_What to do_.
• a. From the text on automated dependency graph validation, reproduce verbatim the part that opens with the words containing "Automated Validation of" and closes with "inter-module dependency directions.".
• b. In the text on automated dependency graph validation, when is the custom task for checking module dependencies executed?

Automated Validation of the Dependency Graph
Manually policing dependency directions is unsustainable in massive projects. We can mandate automated verification during CI builds:
// build.gradle.kts (Root Project)
/**
* Custom Task: Validates the legality of inter-module dependency directions.
* Executed during CI builds to prevent violating dependencies from merging into the main branch.
*/
tasks.register("checkModuleDependencies") {
doLast {
val violations = mutableListOf<String>()
subprojects.forEach { project ->
project.configurations
.filter { it.isCanBeResolved }
.forEach { config ->
config.dependencies
.filterIsInstance<ProjectDependency>()
.forEach { dep ->
// Rule: Feature modules cannot depend on other feature modules
if (project.path.startsWith(":feature:") &&
dep.dependencyProject.path.startsWith(":feature:") &&
!dep.dependencyProject.path.endsWith("-api")
) {
violations.add(
"${project.path} → ${dep.dependencyProject.path}"
)
}
// Rule: Core modules cannot depend on feature modules
if (project.path.startsWith(":core:") &&
dep.dependencyProject.path.startsWith(":feature:")
) {
violations.add(
"${project.path} → ${dep.dependencyProject.path}"
)
}
}
}
}
if (violations.isNotEmpty()) {
throw GradleException(
"Illegal module dependencies detected:\n${violations.joinToString("\n")}"
)

_Data records_.
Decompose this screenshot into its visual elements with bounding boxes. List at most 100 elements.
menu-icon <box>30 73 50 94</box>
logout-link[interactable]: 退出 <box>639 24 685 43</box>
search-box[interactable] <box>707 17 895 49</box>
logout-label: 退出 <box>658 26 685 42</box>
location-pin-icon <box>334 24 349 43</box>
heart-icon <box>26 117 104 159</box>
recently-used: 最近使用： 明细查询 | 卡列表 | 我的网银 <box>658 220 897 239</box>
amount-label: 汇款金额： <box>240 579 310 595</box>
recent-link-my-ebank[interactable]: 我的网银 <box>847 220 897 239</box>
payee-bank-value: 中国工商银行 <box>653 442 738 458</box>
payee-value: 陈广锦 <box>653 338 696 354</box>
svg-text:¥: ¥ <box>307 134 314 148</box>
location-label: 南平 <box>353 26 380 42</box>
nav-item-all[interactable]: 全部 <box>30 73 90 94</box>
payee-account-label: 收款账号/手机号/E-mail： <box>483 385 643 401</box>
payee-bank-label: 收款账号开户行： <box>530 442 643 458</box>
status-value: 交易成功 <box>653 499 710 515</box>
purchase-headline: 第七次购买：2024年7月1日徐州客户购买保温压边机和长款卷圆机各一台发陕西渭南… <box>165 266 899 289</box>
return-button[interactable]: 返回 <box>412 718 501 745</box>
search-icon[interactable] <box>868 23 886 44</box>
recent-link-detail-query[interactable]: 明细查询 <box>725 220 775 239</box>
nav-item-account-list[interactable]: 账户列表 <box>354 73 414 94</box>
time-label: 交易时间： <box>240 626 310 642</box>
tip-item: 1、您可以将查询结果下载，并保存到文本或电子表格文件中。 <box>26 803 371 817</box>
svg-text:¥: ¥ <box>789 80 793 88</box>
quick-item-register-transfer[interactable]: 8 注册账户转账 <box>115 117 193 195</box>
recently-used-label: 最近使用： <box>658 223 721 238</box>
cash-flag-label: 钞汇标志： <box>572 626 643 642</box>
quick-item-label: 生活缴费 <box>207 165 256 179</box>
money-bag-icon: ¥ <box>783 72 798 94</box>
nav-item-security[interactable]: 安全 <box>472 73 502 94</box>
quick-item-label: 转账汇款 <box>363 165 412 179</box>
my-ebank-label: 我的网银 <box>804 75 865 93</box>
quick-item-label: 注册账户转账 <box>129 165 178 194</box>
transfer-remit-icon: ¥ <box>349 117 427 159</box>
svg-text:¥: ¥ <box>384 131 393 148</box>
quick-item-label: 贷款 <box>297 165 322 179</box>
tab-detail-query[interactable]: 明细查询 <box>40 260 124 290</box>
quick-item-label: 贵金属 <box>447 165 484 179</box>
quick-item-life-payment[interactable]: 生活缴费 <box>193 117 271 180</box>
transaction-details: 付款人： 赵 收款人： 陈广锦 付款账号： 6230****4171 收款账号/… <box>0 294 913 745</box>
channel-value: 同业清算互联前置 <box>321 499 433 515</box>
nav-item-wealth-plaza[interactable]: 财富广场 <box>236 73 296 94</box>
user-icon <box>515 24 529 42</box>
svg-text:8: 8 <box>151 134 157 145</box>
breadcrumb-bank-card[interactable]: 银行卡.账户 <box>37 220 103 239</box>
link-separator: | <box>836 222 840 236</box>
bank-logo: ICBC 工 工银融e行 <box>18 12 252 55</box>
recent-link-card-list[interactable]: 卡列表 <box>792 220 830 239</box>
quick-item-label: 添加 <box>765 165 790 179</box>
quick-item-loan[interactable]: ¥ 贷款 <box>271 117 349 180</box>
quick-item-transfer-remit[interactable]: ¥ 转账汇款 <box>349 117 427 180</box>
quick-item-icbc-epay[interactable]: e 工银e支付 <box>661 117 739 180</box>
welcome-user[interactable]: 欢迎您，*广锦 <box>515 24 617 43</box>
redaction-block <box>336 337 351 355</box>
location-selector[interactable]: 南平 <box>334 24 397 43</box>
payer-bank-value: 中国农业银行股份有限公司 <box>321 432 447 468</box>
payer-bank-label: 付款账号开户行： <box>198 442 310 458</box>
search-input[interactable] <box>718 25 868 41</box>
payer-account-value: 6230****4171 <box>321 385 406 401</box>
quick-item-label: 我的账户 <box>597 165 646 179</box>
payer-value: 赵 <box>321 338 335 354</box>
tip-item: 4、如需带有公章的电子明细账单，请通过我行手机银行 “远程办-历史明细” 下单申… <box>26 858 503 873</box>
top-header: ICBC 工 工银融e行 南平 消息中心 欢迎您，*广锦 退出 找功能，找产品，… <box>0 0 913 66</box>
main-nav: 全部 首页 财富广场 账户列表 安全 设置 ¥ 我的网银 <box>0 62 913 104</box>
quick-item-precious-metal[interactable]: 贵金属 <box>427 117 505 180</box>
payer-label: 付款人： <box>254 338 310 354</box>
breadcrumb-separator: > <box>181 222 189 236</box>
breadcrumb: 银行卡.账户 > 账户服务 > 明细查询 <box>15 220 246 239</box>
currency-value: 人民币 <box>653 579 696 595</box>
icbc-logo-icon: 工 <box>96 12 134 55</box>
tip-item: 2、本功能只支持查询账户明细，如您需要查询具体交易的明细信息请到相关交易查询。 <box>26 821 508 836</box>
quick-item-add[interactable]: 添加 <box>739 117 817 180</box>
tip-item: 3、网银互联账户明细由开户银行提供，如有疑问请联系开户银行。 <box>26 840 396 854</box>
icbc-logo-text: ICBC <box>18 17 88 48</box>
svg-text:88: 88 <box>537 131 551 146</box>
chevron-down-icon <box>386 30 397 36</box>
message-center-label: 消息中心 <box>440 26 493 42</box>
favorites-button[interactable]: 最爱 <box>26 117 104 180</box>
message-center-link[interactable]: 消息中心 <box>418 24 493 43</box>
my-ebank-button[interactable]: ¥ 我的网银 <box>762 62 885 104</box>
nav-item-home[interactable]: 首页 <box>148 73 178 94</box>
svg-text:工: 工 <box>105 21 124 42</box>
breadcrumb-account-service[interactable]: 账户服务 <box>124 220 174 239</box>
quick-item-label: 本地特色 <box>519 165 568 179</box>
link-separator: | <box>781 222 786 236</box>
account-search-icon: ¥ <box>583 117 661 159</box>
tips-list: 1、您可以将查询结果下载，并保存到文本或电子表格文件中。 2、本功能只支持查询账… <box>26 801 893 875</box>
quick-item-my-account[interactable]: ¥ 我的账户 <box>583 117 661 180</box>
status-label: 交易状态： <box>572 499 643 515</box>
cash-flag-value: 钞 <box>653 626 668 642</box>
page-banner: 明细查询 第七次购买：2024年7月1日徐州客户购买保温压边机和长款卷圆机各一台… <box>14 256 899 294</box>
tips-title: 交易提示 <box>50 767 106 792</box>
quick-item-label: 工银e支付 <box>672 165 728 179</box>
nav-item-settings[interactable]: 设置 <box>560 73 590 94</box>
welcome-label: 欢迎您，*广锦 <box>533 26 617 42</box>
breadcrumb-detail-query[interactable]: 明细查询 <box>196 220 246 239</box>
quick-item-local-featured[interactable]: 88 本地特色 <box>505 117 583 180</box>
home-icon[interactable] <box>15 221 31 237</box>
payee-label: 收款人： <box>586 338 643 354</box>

_Expected outputs_.
• a.
Automated Validation of the Dependency Graph
Manually policing dependency directions is unsustainable in massive projects. We can mandate automated verification during CI builds:
// build.gradle.kts (Root Project)
/**
* Custom Task: Validates the legality of inter-module dependency directions.

• b. It is executed during CI builds.